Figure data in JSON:
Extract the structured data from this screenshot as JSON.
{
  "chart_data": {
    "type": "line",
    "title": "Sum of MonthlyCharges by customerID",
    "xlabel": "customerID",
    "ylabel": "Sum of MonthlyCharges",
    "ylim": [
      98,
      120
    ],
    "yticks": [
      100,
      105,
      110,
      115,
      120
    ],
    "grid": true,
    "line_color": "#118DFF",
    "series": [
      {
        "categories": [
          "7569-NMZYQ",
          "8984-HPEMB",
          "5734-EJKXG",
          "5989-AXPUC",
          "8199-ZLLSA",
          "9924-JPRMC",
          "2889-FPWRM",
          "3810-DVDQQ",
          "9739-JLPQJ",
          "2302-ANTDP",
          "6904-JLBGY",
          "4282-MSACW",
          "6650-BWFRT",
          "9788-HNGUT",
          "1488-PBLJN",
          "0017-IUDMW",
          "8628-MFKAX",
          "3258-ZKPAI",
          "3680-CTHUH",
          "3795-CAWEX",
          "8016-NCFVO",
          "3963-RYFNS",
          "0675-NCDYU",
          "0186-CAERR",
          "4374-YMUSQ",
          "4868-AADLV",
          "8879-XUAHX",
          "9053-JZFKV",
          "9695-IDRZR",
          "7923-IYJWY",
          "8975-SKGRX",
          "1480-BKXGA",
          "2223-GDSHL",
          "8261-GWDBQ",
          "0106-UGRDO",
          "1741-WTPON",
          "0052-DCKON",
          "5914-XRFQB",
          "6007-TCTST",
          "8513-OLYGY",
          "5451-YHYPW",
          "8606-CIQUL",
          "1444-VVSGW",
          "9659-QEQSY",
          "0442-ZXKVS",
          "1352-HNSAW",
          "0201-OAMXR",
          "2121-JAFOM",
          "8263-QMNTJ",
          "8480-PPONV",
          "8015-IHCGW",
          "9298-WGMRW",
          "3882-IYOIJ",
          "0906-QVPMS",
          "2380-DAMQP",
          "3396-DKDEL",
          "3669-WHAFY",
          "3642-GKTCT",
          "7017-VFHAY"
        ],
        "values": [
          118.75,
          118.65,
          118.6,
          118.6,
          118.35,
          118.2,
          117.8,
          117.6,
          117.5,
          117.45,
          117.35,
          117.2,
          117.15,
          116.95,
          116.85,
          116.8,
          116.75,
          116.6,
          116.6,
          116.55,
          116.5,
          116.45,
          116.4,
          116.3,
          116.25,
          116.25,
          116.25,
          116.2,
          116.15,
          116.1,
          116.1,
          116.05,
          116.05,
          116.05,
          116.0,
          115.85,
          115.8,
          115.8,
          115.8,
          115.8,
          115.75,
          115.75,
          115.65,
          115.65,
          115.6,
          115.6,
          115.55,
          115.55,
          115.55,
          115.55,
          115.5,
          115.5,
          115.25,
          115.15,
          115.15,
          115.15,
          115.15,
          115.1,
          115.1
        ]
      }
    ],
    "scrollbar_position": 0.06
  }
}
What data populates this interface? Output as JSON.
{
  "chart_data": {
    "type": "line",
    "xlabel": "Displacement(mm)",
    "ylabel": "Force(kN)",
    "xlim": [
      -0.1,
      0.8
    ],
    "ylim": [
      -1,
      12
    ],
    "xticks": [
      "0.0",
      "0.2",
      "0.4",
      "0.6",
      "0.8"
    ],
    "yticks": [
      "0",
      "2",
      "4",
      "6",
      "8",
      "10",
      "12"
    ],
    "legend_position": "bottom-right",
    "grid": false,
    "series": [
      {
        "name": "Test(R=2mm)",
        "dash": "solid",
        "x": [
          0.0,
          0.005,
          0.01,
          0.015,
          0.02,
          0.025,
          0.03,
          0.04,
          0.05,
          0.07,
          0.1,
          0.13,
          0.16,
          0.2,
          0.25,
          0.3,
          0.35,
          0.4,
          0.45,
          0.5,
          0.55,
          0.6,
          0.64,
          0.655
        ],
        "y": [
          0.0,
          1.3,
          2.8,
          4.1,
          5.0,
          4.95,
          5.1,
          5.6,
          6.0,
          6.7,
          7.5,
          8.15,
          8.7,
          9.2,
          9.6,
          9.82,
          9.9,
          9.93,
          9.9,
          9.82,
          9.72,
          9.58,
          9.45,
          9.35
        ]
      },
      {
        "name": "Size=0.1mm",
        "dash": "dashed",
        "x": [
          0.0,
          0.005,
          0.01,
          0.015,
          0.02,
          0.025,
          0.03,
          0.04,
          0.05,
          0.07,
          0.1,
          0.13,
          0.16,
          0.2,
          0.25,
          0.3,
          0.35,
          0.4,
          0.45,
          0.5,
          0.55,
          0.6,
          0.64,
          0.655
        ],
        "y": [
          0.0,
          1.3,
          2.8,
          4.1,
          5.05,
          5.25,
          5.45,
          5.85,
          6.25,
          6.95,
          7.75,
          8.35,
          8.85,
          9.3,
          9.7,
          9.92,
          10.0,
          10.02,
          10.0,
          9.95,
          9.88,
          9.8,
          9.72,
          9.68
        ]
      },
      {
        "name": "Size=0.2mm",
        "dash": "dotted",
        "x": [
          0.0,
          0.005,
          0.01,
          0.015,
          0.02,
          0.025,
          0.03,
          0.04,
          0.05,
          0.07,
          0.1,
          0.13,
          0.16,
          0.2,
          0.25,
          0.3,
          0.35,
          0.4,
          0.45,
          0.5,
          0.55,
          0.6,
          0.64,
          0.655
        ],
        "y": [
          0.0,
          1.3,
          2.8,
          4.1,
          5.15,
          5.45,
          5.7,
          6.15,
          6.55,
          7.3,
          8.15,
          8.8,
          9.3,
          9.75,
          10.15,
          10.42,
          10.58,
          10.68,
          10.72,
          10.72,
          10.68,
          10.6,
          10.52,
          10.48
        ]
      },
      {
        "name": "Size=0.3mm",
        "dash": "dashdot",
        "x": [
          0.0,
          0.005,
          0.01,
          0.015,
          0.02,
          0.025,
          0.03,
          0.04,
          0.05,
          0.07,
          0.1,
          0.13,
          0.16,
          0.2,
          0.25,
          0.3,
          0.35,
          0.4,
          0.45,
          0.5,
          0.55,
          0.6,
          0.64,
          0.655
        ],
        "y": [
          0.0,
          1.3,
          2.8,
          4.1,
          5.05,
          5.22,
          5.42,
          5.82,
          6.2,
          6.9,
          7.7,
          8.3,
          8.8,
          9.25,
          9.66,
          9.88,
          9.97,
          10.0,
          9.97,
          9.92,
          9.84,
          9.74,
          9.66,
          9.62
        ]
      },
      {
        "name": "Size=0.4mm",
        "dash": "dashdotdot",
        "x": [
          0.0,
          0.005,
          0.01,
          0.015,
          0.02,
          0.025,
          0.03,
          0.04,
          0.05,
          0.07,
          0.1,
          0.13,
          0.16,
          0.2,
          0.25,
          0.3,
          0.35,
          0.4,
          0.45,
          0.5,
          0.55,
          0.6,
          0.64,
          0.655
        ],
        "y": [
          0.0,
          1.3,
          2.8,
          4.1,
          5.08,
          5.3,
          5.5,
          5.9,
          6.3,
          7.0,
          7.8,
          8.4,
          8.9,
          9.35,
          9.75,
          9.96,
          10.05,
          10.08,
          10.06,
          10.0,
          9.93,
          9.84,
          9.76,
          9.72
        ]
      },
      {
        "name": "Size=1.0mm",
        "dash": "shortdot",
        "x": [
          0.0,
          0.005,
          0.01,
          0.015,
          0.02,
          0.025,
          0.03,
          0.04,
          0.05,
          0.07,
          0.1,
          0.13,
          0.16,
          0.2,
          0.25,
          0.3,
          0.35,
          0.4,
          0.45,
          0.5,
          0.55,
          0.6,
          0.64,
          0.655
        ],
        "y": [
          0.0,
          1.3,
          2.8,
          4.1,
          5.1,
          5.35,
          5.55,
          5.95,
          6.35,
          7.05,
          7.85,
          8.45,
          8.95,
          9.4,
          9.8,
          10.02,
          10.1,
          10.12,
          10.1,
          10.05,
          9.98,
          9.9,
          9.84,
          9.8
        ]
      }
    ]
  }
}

### TASK STATEMENT
Go through the listing above and locate each line that holds the word "customerID". Copy those lines.

### THE SOLUTION
    "title": "Sum of MonthlyCharges by customerID",
    "xlabel": "customerID",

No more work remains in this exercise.